» DIRECTIONS FOR THIS TASK
Locate the word "value" in the material, then show every line that holds it.

******

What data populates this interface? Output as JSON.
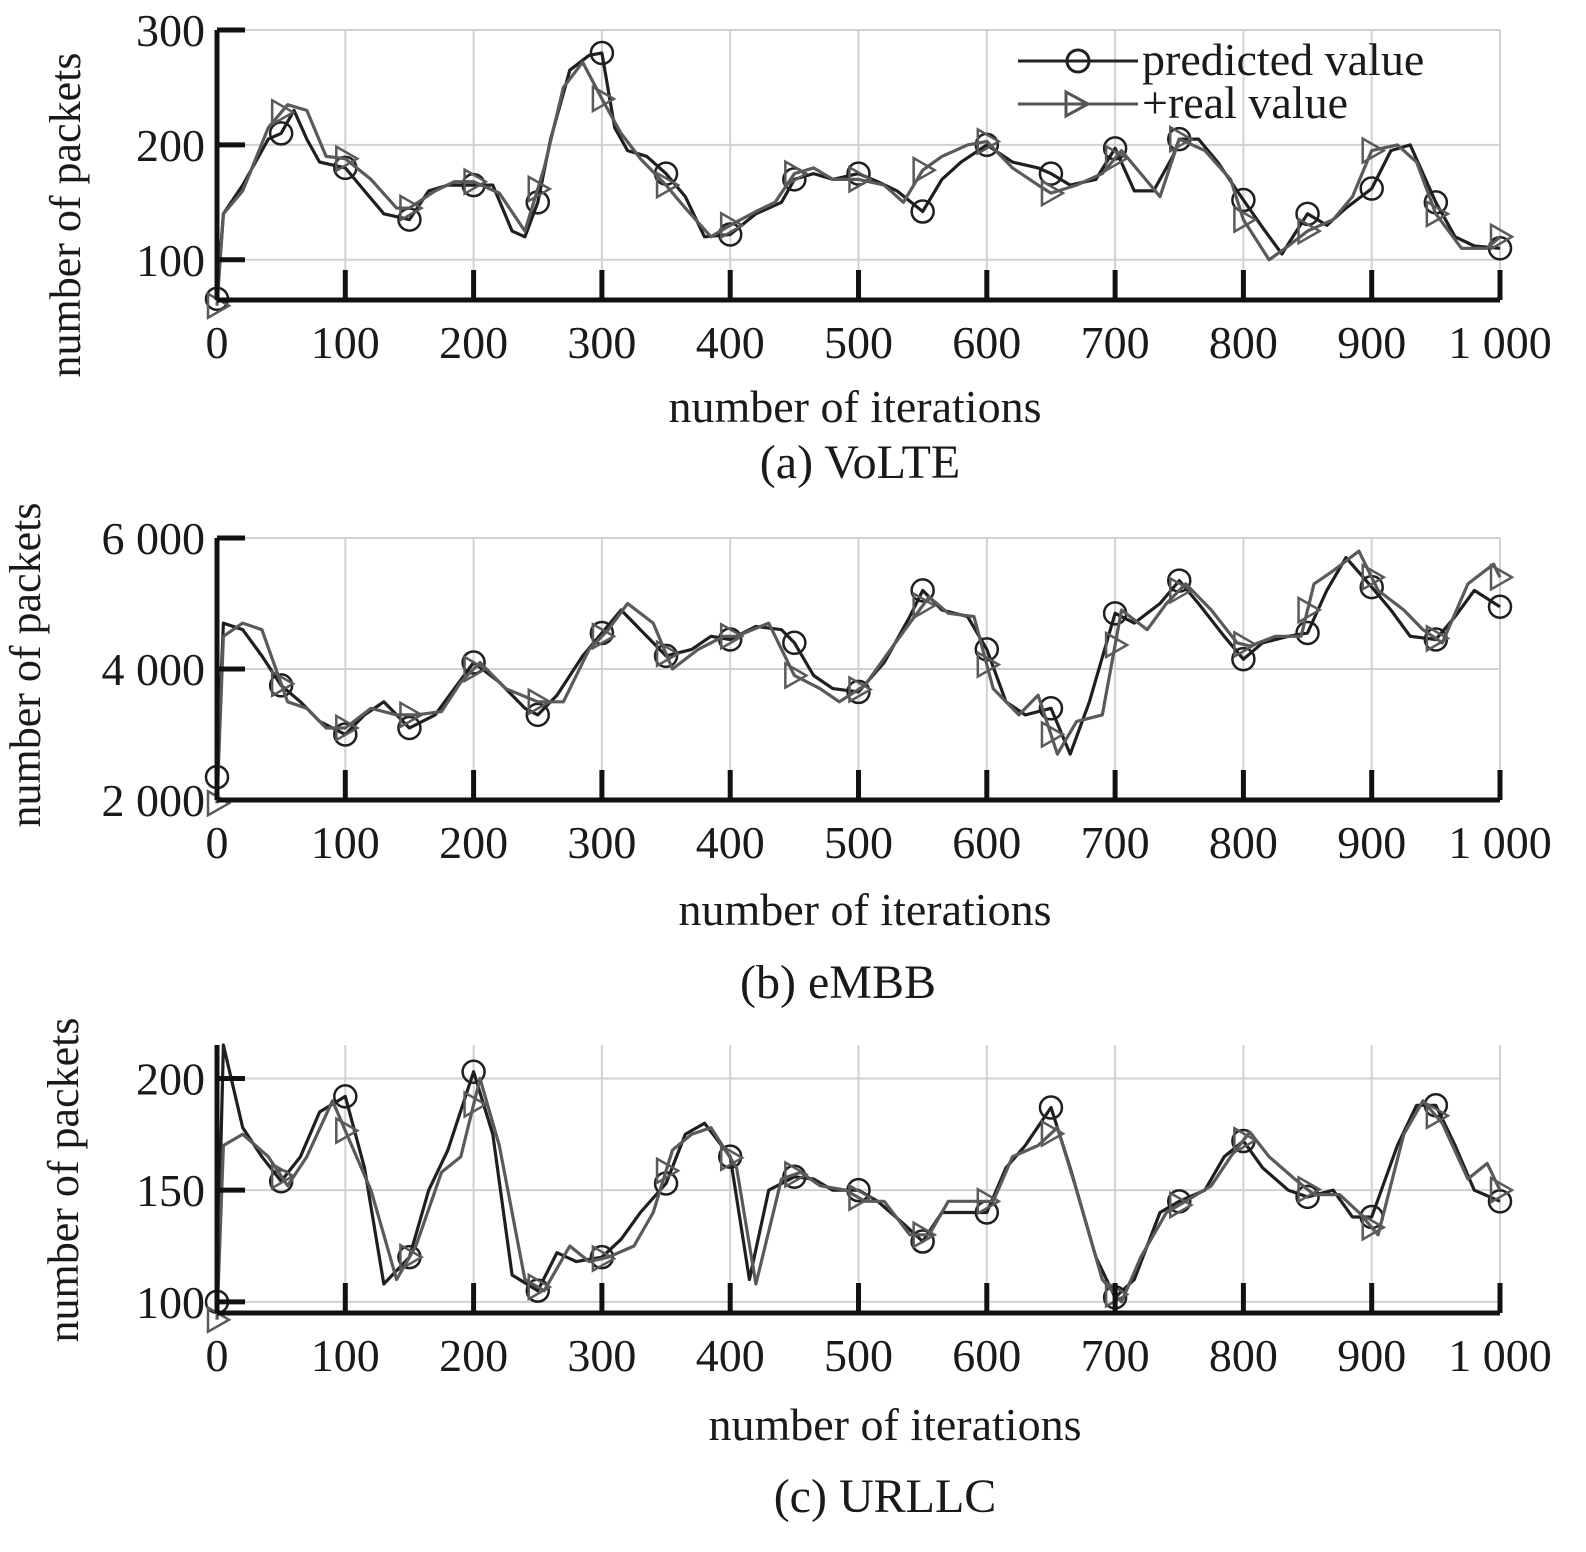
{
  "legend": {
    "predicted": "predicted value",
    "real": "+real value"
  },
  "chart_data": [
    {
      "type": "line",
      "caption": "(a) VoLTE",
      "xlabel": "number of iterations",
      "ylabel": "number of packets",
      "xlim": [
        0,
        1000
      ],
      "ylim": [
        65,
        300
      ],
      "xticks": [
        0,
        100,
        200,
        300,
        400,
        500,
        600,
        700,
        800,
        900,
        1000
      ],
      "xtick_labels": [
        "0",
        "100",
        "200",
        "300",
        "400",
        "500",
        "600",
        "700",
        "800",
        "900",
        "1 000"
      ],
      "yticks": [
        100,
        200,
        300
      ],
      "ytick_labels": [
        "100",
        "200",
        "300"
      ],
      "grid": true,
      "legend_position": "top-right",
      "series": [
        {
          "key": "predicted",
          "marker": "circle",
          "x": [
            0,
            5,
            20,
            40,
            50,
            60,
            70,
            80,
            100,
            115,
            130,
            150,
            165,
            180,
            200,
            215,
            230,
            240,
            250,
            260,
            275,
            290,
            300,
            310,
            320,
            335,
            350,
            365,
            380,
            400,
            420,
            440,
            450,
            465,
            480,
            500,
            515,
            530,
            550,
            565,
            580,
            600,
            620,
            640,
            650,
            665,
            685,
            700,
            715,
            730,
            745,
            750,
            765,
            780,
            800,
            815,
            830,
            850,
            865,
            880,
            900,
            915,
            930,
            950,
            965,
            980,
            1000
          ],
          "y": [
            66,
            140,
            165,
            205,
            210,
            230,
            205,
            185,
            180,
            160,
            140,
            135,
            160,
            165,
            165,
            165,
            125,
            120,
            150,
            205,
            265,
            278,
            280,
            215,
            195,
            190,
            175,
            155,
            120,
            122,
            140,
            150,
            170,
            175,
            170,
            175,
            168,
            160,
            142,
            170,
            185,
            200,
            185,
            180,
            175,
            165,
            170,
            197,
            160,
            160,
            190,
            205,
            205,
            185,
            152,
            128,
            105,
            140,
            130,
            145,
            162,
            195,
            200,
            150,
            120,
            112,
            110
          ]
        },
        {
          "key": "real",
          "marker": "triangle",
          "x": [
            0,
            5,
            20,
            40,
            55,
            70,
            85,
            100,
            120,
            140,
            150,
            170,
            185,
            200,
            220,
            240,
            255,
            270,
            285,
            300,
            315,
            330,
            350,
            365,
            385,
            400,
            420,
            435,
            450,
            465,
            480,
            500,
            520,
            535,
            550,
            565,
            585,
            600,
            620,
            640,
            650,
            670,
            690,
            705,
            720,
            735,
            750,
            770,
            790,
            800,
            820,
            835,
            850,
            870,
            885,
            900,
            920,
            935,
            950,
            970,
            990,
            1000
          ],
          "y": [
            60,
            140,
            160,
            215,
            235,
            230,
            190,
            188,
            170,
            145,
            145,
            160,
            168,
            168,
            158,
            125,
            180,
            250,
            272,
            240,
            210,
            188,
            165,
            145,
            120,
            130,
            142,
            150,
            175,
            180,
            170,
            170,
            165,
            150,
            178,
            190,
            200,
            203,
            180,
            165,
            158,
            165,
            175,
            195,
            175,
            155,
            205,
            195,
            170,
            135,
            100,
            112,
            125,
            135,
            155,
            195,
            200,
            185,
            140,
            110,
            110,
            120
          ]
        }
      ]
    },
    {
      "type": "line",
      "caption": "(b) eMBB",
      "xlabel": "number of iterations",
      "ylabel": "number of packets",
      "xlim": [
        0,
        1000
      ],
      "ylim": [
        2000,
        6000
      ],
      "xticks": [
        0,
        100,
        200,
        300,
        400,
        500,
        600,
        700,
        800,
        900,
        1000
      ],
      "xtick_labels": [
        "0",
        "100",
        "200",
        "300",
        "400",
        "500",
        "600",
        "700",
        "800",
        "900",
        "1 000"
      ],
      "yticks": [
        2000,
        4000,
        6000
      ],
      "ytick_labels": [
        "2 000",
        "4 000",
        "6 000"
      ],
      "grid": true,
      "legend_position": "none",
      "series": [
        {
          "key": "predicted",
          "marker": "circle",
          "x": [
            0,
            5,
            20,
            35,
            50,
            65,
            80,
            100,
            115,
            130,
            150,
            170,
            185,
            200,
            220,
            240,
            250,
            265,
            285,
            300,
            315,
            330,
            350,
            370,
            385,
            400,
            420,
            440,
            450,
            465,
            480,
            500,
            520,
            540,
            550,
            565,
            585,
            600,
            615,
            630,
            650,
            665,
            680,
            700,
            715,
            735,
            750,
            765,
            785,
            800,
            815,
            835,
            850,
            865,
            880,
            900,
            915,
            930,
            950,
            965,
            980,
            1000
          ],
          "y": [
            2350,
            4700,
            4600,
            4200,
            3750,
            3500,
            3200,
            3000,
            3300,
            3500,
            3100,
            3300,
            3700,
            4100,
            3800,
            3400,
            3300,
            3600,
            4200,
            4550,
            4900,
            4600,
            4200,
            4300,
            4500,
            4450,
            4650,
            4600,
            4400,
            3900,
            3700,
            3650,
            4100,
            4800,
            5200,
            4900,
            4800,
            4300,
            3500,
            3300,
            3400,
            2700,
            3500,
            4850,
            4700,
            5000,
            5350,
            5000,
            4500,
            4150,
            4400,
            4500,
            4550,
            5200,
            5700,
            5250,
            4900,
            4500,
            4450,
            4800,
            5200,
            4950
          ]
        },
        {
          "key": "real",
          "marker": "triangle",
          "x": [
            0,
            5,
            20,
            35,
            55,
            70,
            85,
            100,
            120,
            140,
            155,
            175,
            190,
            205,
            225,
            250,
            270,
            290,
            305,
            320,
            340,
            355,
            375,
            395,
            405,
            430,
            450,
            470,
            485,
            505,
            525,
            540,
            555,
            570,
            590,
            605,
            625,
            640,
            655,
            670,
            690,
            705,
            725,
            740,
            755,
            775,
            795,
            805,
            825,
            845,
            855,
            870,
            890,
            905,
            925,
            940,
            955,
            975,
            995,
            1000
          ],
          "y": [
            1950,
            4500,
            4700,
            4600,
            3500,
            3400,
            3100,
            3100,
            3400,
            3300,
            3300,
            3350,
            3800,
            4100,
            3700,
            3500,
            3500,
            4300,
            4600,
            5000,
            4700,
            4000,
            4300,
            4500,
            4500,
            4700,
            3900,
            3700,
            3500,
            3750,
            4300,
            4700,
            5100,
            4850,
            4800,
            3700,
            3300,
            3600,
            2700,
            3200,
            3300,
            4900,
            4600,
            5000,
            5300,
            4900,
            4400,
            4350,
            4500,
            4500,
            5300,
            5500,
            5800,
            5200,
            4900,
            4600,
            4400,
            5300,
            5600,
            5400
          ]
        }
      ]
    },
    {
      "type": "line",
      "caption": "(c) URLLC",
      "xlabel": "number of iterations",
      "ylabel": "number of packets",
      "xlim": [
        0,
        1000
      ],
      "ylim": [
        95,
        215
      ],
      "xticks": [
        0,
        100,
        200,
        300,
        400,
        500,
        600,
        700,
        800,
        900,
        1000
      ],
      "xtick_labels": [
        "0",
        "100",
        "200",
        "300",
        "400",
        "500",
        "600",
        "700",
        "800",
        "900",
        "1 000"
      ],
      "yticks": [
        100,
        150,
        200
      ],
      "ytick_labels": [
        "100",
        "150",
        "200"
      ],
      "grid": true,
      "legend_position": "none",
      "series": [
        {
          "key": "predicted",
          "marker": "circle",
          "x": [
            0,
            5,
            20,
            35,
            50,
            65,
            80,
            100,
            115,
            130,
            150,
            165,
            180,
            200,
            215,
            230,
            250,
            265,
            280,
            300,
            315,
            330,
            350,
            365,
            380,
            400,
            415,
            430,
            450,
            465,
            480,
            500,
            515,
            535,
            550,
            565,
            585,
            600,
            615,
            630,
            650,
            665,
            685,
            700,
            715,
            735,
            750,
            770,
            785,
            800,
            815,
            835,
            850,
            870,
            885,
            900,
            920,
            935,
            950,
            965,
            980,
            1000
          ],
          "y": [
            100,
            215,
            178,
            165,
            154,
            165,
            185,
            192,
            160,
            108,
            120,
            150,
            168,
            203,
            175,
            112,
            105,
            122,
            118,
            120,
            128,
            140,
            153,
            175,
            180,
            165,
            110,
            150,
            156,
            155,
            150,
            150,
            145,
            135,
            127,
            140,
            140,
            140,
            160,
            170,
            187,
            160,
            120,
            102,
            110,
            140,
            145,
            150,
            165,
            172,
            160,
            150,
            147,
            150,
            138,
            138,
            170,
            188,
            188,
            170,
            150,
            145
          ]
        },
        {
          "key": "real",
          "marker": "triangle",
          "x": [
            0,
            5,
            20,
            40,
            55,
            70,
            90,
            105,
            120,
            140,
            155,
            175,
            190,
            205,
            220,
            240,
            255,
            275,
            290,
            305,
            325,
            340,
            355,
            370,
            385,
            405,
            420,
            440,
            455,
            470,
            490,
            505,
            520,
            540,
            555,
            570,
            590,
            605,
            620,
            640,
            655,
            670,
            690,
            705,
            720,
            740,
            755,
            775,
            790,
            805,
            820,
            840,
            855,
            875,
            890,
            905,
            925,
            940,
            955,
            975,
            990,
            1000
          ],
          "y": [
            92,
            170,
            175,
            165,
            152,
            165,
            190,
            170,
            150,
            110,
            125,
            158,
            165,
            200,
            170,
            110,
            105,
            125,
            118,
            120,
            125,
            140,
            168,
            175,
            178,
            160,
            108,
            155,
            158,
            152,
            150,
            145,
            145,
            130,
            130,
            145,
            145,
            145,
            165,
            170,
            178,
            150,
            110,
            100,
            120,
            140,
            145,
            152,
            165,
            176,
            165,
            155,
            148,
            148,
            140,
            130,
            175,
            190,
            180,
            155,
            162,
            150
          ]
        }
      ]
    }
  ]
}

******

» SOLUTION FOR THIS EXERCISE
    "predicted": "predicted value",
    "real": "+real value"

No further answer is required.